TASK GOAL -
Please retype the data in full and exactly; the pictures are not part of the copy.

RECORDS TO USE -

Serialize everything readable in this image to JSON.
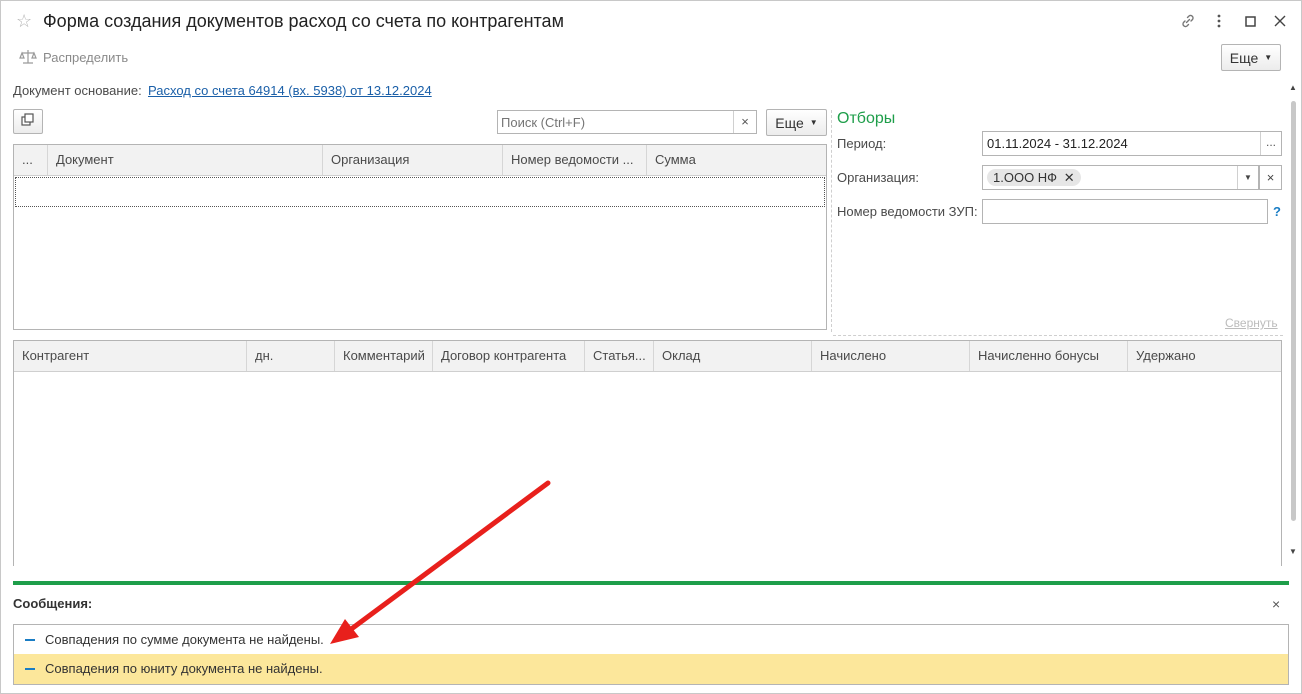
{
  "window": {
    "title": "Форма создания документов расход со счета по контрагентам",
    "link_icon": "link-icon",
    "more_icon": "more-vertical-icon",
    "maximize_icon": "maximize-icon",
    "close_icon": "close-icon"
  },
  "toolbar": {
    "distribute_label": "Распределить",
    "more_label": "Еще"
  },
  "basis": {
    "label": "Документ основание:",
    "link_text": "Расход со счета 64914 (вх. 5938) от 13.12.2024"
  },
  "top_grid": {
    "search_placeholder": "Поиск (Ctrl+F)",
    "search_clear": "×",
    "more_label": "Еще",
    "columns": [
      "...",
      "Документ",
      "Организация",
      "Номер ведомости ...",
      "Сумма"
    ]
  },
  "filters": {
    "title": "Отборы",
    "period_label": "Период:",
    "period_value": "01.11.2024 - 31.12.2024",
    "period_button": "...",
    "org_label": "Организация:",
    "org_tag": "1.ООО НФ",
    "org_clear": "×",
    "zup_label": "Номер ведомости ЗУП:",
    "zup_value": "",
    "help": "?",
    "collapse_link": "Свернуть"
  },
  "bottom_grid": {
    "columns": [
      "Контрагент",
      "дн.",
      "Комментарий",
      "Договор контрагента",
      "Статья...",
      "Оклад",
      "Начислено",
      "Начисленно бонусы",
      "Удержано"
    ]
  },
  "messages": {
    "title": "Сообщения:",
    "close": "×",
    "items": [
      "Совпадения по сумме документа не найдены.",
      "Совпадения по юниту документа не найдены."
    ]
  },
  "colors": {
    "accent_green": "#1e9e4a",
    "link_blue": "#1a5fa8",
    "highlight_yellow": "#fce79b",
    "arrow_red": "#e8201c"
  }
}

EXERCISE RESPONSE -
Serialize everything readable in this image to JSON.
{
  "window": {
    "title": "Форма создания документов расход со счета по контрагентам",
    "link_icon": "link-icon",
    "more_icon": "more-vertical-icon",
    "maximize_icon": "maximize-icon",
    "close_icon": "close-icon"
  },
  "toolbar": {
    "distribute_label": "Распределить",
    "more_label": "Еще"
  },
  "basis": {
    "label": "Документ основание:",
    "link_text": "Расход со счета 64914 (вх. 5938) от 13.12.2024"
  },
  "top_grid": {
    "search_placeholder": "Поиск (Ctrl+F)",
    "search_clear": "×",
    "more_label": "Еще",
    "columns": [
      "...",
      "Документ",
      "Организация",
      "Номер ведомости ...",
      "Сумма"
    ]
  },
  "filters": {
    "title": "Отборы",
    "period_label": "Период:",
    "period_value": "01.11.2024 - 31.12.2024",
    "period_button": "...",
    "org_label": "Организация:",
    "org_tag": "1.ООО НФ",
    "org_clear": "×",
    "zup_label": "Номер ведомости ЗУП:",
    "zup_value": "",
    "help": "?",
    "collapse_link": "Свернуть"
  },
  "bottom_grid": {
    "columns": [
      "Контрагент",
      "дн.",
      "Комментарий",
      "Договор контрагента",
      "Статья...",
      "Оклад",
      "Начислено",
      "Начисленно бонусы",
      "Удержано"
    ]
  },
  "messages": {
    "title": "Сообщения:",
    "close": "×",
    "items": [
      "Совпадения по сумме документа не найдены.",
      "Совпадения по юниту документа не найдены."
    ]
  },
  "colors": {
    "accent_green": "#1e9e4a",
    "link_blue": "#1a5fa8",
    "highlight_yellow": "#fce79b",
    "arrow_red": "#e8201c"
  }
}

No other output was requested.